Description of the task>
Look for "subtitle" in the listing below. Gather each line that contains it.

Working data>
____________
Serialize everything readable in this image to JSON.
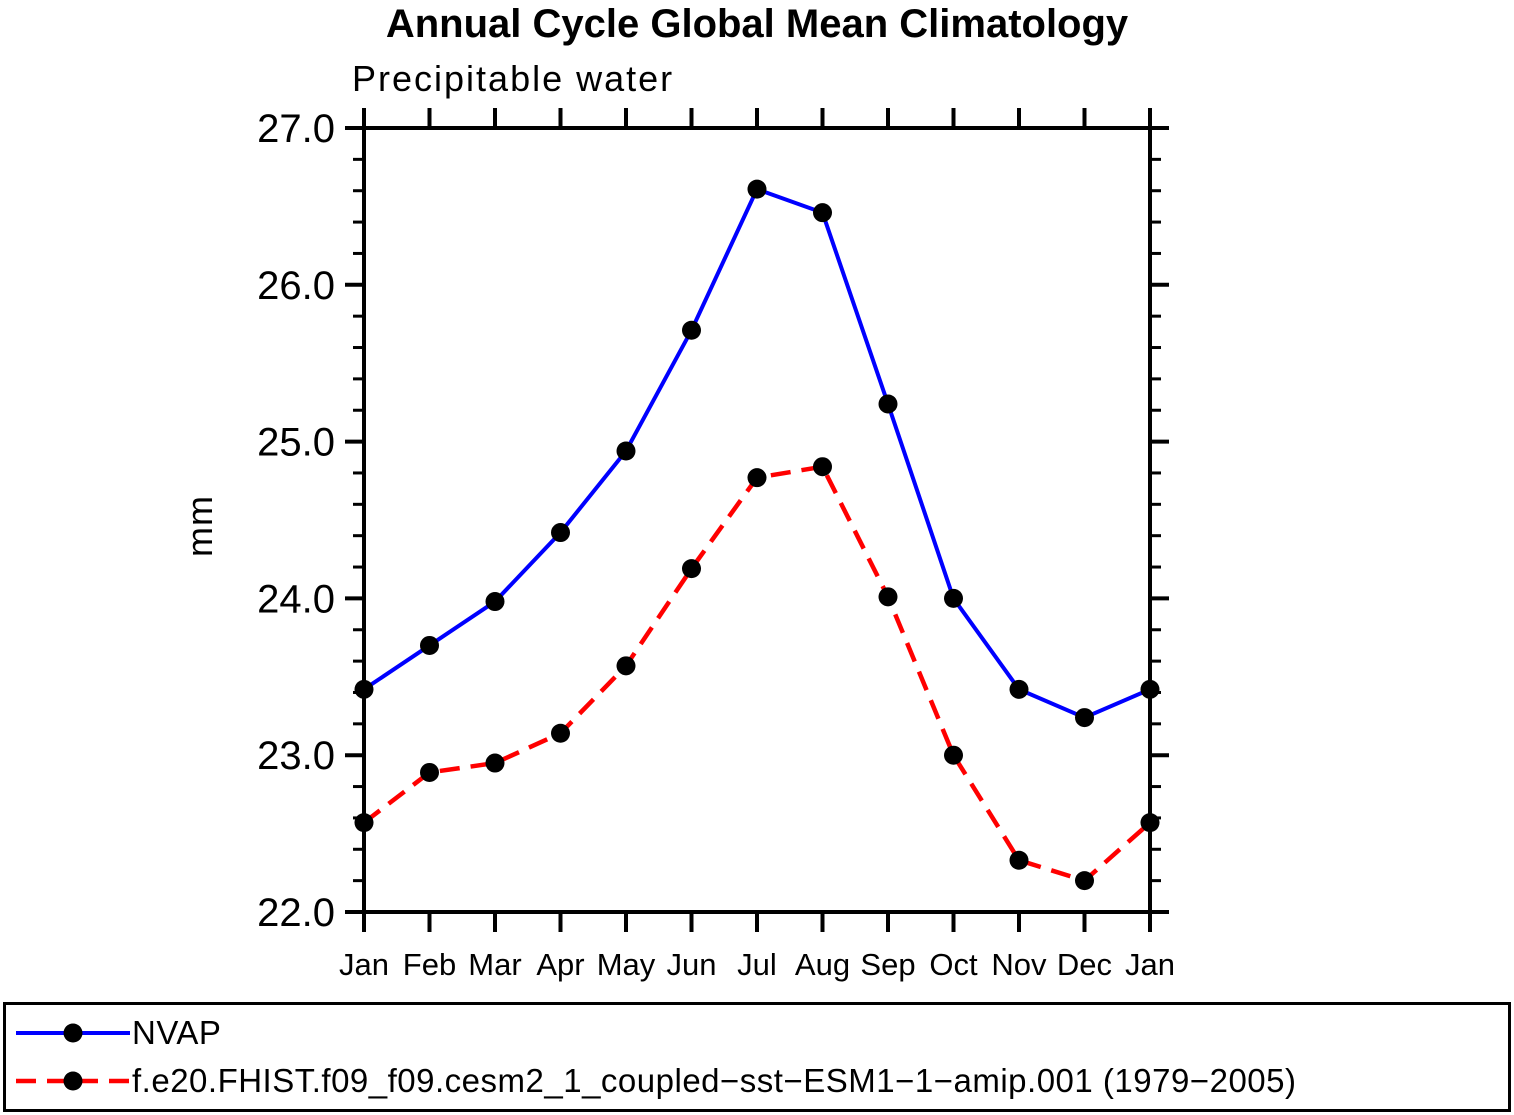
{
  "title": "Annual Cycle Global Mean Climatology",
  "subtitle": "Precipitable water",
  "y_axis": {
    "label": "mm"
  },
  "chart_data": {
    "type": "line",
    "title": "Annual Cycle Global Mean Climatology",
    "subtitle": "Precipitable water",
    "ylabel": "mm",
    "xlabel": "",
    "x_categories": [
      "Jan",
      "Feb",
      "Mar",
      "Apr",
      "May",
      "Jun",
      "Jul",
      "Aug",
      "Sep",
      "Oct",
      "Nov",
      "Dec",
      "Jan"
    ],
    "ylim": [
      22.0,
      27.0
    ],
    "y_major_step": 1.0,
    "y_minor_step": 0.2,
    "y_tick_labels": [
      "22.0",
      "23.0",
      "24.0",
      "25.0",
      "26.0",
      "27.0"
    ],
    "grid": false,
    "frame_color": "#000000",
    "marker": "filled-circle",
    "marker_color": "#000000",
    "legend_position": "bottom-box-full-width",
    "series": [
      {
        "name": "NVAP",
        "color": "#0000ff",
        "dash": "solid",
        "values": [
          23.42,
          23.7,
          23.98,
          24.42,
          24.94,
          25.71,
          26.61,
          26.46,
          25.24,
          24.0,
          23.42,
          23.24,
          23.42
        ]
      },
      {
        "name": "f.e20.FHIST.f09_f09.cesm2_1_coupled−sst−ESM1−1−amip.001 (1979−2005)",
        "color": "#ff0000",
        "dash": "dashed",
        "values": [
          22.57,
          22.89,
          22.95,
          23.14,
          23.57,
          24.19,
          24.77,
          24.84,
          24.01,
          23.0,
          22.33,
          22.2,
          22.57
        ]
      }
    ]
  }
}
____________
Answer to the task>
  "subtitle": "Precipitable water",
    "subtitle": "Precipitable water",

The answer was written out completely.